* DATASET *
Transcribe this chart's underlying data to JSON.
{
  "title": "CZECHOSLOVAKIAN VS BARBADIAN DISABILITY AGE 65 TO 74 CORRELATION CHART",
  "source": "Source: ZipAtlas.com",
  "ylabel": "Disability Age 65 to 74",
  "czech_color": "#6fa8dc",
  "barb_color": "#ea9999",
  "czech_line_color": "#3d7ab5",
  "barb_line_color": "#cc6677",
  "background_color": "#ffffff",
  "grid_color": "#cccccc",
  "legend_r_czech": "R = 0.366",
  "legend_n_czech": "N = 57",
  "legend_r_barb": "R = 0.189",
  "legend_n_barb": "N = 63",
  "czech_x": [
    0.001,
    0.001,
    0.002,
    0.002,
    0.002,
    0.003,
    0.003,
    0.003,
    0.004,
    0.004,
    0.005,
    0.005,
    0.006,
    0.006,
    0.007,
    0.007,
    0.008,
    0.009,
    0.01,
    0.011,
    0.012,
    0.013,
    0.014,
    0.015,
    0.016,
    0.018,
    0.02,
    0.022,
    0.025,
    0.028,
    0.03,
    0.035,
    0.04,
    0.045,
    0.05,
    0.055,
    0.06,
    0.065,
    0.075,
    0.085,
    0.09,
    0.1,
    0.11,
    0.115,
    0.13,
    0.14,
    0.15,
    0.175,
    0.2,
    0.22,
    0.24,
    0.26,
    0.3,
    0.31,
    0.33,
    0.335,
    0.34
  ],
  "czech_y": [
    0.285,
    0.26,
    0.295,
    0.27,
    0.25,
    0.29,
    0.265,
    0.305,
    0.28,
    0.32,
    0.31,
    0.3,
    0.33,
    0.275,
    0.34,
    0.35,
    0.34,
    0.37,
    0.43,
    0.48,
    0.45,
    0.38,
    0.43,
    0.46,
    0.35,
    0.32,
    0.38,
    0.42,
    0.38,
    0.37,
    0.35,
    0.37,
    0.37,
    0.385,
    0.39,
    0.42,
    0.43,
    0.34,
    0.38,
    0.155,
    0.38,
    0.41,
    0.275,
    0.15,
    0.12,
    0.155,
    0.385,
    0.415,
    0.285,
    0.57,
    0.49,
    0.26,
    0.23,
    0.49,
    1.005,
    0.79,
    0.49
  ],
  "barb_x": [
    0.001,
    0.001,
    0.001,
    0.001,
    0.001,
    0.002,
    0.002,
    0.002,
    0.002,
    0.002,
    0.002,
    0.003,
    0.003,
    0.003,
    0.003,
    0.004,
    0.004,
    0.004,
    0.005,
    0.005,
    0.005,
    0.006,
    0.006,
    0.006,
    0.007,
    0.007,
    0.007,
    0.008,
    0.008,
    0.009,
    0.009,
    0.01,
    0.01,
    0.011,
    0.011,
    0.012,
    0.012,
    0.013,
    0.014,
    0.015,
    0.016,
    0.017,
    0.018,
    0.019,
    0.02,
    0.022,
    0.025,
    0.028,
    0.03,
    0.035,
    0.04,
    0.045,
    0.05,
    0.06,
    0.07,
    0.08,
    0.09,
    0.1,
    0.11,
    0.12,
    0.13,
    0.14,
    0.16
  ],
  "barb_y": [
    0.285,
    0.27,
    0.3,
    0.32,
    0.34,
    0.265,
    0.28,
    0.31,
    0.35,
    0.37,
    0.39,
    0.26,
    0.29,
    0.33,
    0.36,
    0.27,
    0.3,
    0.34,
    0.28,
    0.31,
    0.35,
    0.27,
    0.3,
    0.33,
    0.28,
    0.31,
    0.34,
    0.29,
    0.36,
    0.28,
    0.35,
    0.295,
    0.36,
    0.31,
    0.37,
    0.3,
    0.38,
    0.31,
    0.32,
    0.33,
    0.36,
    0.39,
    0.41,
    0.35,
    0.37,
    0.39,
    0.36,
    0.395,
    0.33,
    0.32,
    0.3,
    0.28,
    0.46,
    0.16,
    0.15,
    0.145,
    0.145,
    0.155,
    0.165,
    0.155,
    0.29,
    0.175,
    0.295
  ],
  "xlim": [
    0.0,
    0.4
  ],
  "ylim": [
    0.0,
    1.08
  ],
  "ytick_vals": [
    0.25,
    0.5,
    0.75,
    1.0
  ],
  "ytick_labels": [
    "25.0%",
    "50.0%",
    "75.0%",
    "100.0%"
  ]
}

* WHAT THE TASK ASKS *
Transcribe each entry precisely, missing none.

* IN RESPONSE *
Transcribe this chart's underlying data to JSON.
{
  "title": "CZECHOSLOVAKIAN VS BARBADIAN DISABILITY AGE 65 TO 74 CORRELATION CHART",
  "source": "Source: ZipAtlas.com",
  "ylabel": "Disability Age 65 to 74",
  "czech_color": "#6fa8dc",
  "barb_color": "#ea9999",
  "czech_line_color": "#3d7ab5",
  "barb_line_color": "#cc6677",
  "background_color": "#ffffff",
  "grid_color": "#cccccc",
  "legend_r_czech": "R = 0.366",
  "legend_n_czech": "N = 57",
  "legend_r_barb": "R = 0.189",
  "legend_n_barb": "N = 63",
  "czech_x": [
    0.001,
    0.001,
    0.002,
    0.002,
    0.002,
    0.003,
    0.003,
    0.003,
    0.004,
    0.004,
    0.005,
    0.005,
    0.006,
    0.006,
    0.007,
    0.007,
    0.008,
    0.009,
    0.01,
    0.011,
    0.012,
    0.013,
    0.014,
    0.015,
    0.016,
    0.018,
    0.02,
    0.022,
    0.025,
    0.028,
    0.03,
    0.035,
    0.04,
    0.045,
    0.05,
    0.055,
    0.06,
    0.065,
    0.075,
    0.085,
    0.09,
    0.1,
    0.11,
    0.115,
    0.13,
    0.14,
    0.15,
    0.175,
    0.2,
    0.22,
    0.24,
    0.26,
    0.3,
    0.31,
    0.33,
    0.335,
    0.34
  ],
  "czech_y": [
    0.285,
    0.26,
    0.295,
    0.27,
    0.25,
    0.29,
    0.265,
    0.305,
    0.28,
    0.32,
    0.31,
    0.3,
    0.33,
    0.275,
    0.34,
    0.35,
    0.34,
    0.37,
    0.43,
    0.48,
    0.45,
    0.38,
    0.43,
    0.46,
    0.35,
    0.32,
    0.38,
    0.42,
    0.38,
    0.37,
    0.35,
    0.37,
    0.37,
    0.385,
    0.39,
    0.42,
    0.43,
    0.34,
    0.38,
    0.155,
    0.38,
    0.41,
    0.275,
    0.15,
    0.12,
    0.155,
    0.385,
    0.415,
    0.285,
    0.57,
    0.49,
    0.26,
    0.23,
    0.49,
    1.005,
    0.79,
    0.49
  ],
  "barb_x": [
    0.001,
    0.001,
    0.001,
    0.001,
    0.001,
    0.002,
    0.002,
    0.002,
    0.002,
    0.002,
    0.002,
    0.003,
    0.003,
    0.003,
    0.003,
    0.004,
    0.004,
    0.004,
    0.005,
    0.005,
    0.005,
    0.006,
    0.006,
    0.006,
    0.007,
    0.007,
    0.007,
    0.008,
    0.008,
    0.009,
    0.009,
    0.01,
    0.01,
    0.011,
    0.011,
    0.012,
    0.012,
    0.013,
    0.014,
    0.015,
    0.016,
    0.017,
    0.018,
    0.019,
    0.02,
    0.022,
    0.025,
    0.028,
    0.03,
    0.035,
    0.04,
    0.045,
    0.05,
    0.06,
    0.07,
    0.08,
    0.09,
    0.1,
    0.11,
    0.12,
    0.13,
    0.14,
    0.16
  ],
  "barb_y": [
    0.285,
    0.27,
    0.3,
    0.32,
    0.34,
    0.265,
    0.28,
    0.31,
    0.35,
    0.37,
    0.39,
    0.26,
    0.29,
    0.33,
    0.36,
    0.27,
    0.3,
    0.34,
    0.28,
    0.31,
    0.35,
    0.27,
    0.3,
    0.33,
    0.28,
    0.31,
    0.34,
    0.29,
    0.36,
    0.28,
    0.35,
    0.295,
    0.36,
    0.31,
    0.37,
    0.3,
    0.38,
    0.31,
    0.32,
    0.33,
    0.36,
    0.39,
    0.41,
    0.35,
    0.37,
    0.39,
    0.36,
    0.395,
    0.33,
    0.32,
    0.3,
    0.28,
    0.46,
    0.16,
    0.15,
    0.145,
    0.145,
    0.155,
    0.165,
    0.155,
    0.29,
    0.175,
    0.295
  ],
  "xlim": [
    0.0,
    0.4
  ],
  "ylim": [
    0.0,
    1.08
  ],
  "ytick_vals": [
    0.25,
    0.5,
    0.75,
    1.0
  ],
  "ytick_labels": [
    "25.0%",
    "50.0%",
    "75.0%",
    "100.0%"
  ]
}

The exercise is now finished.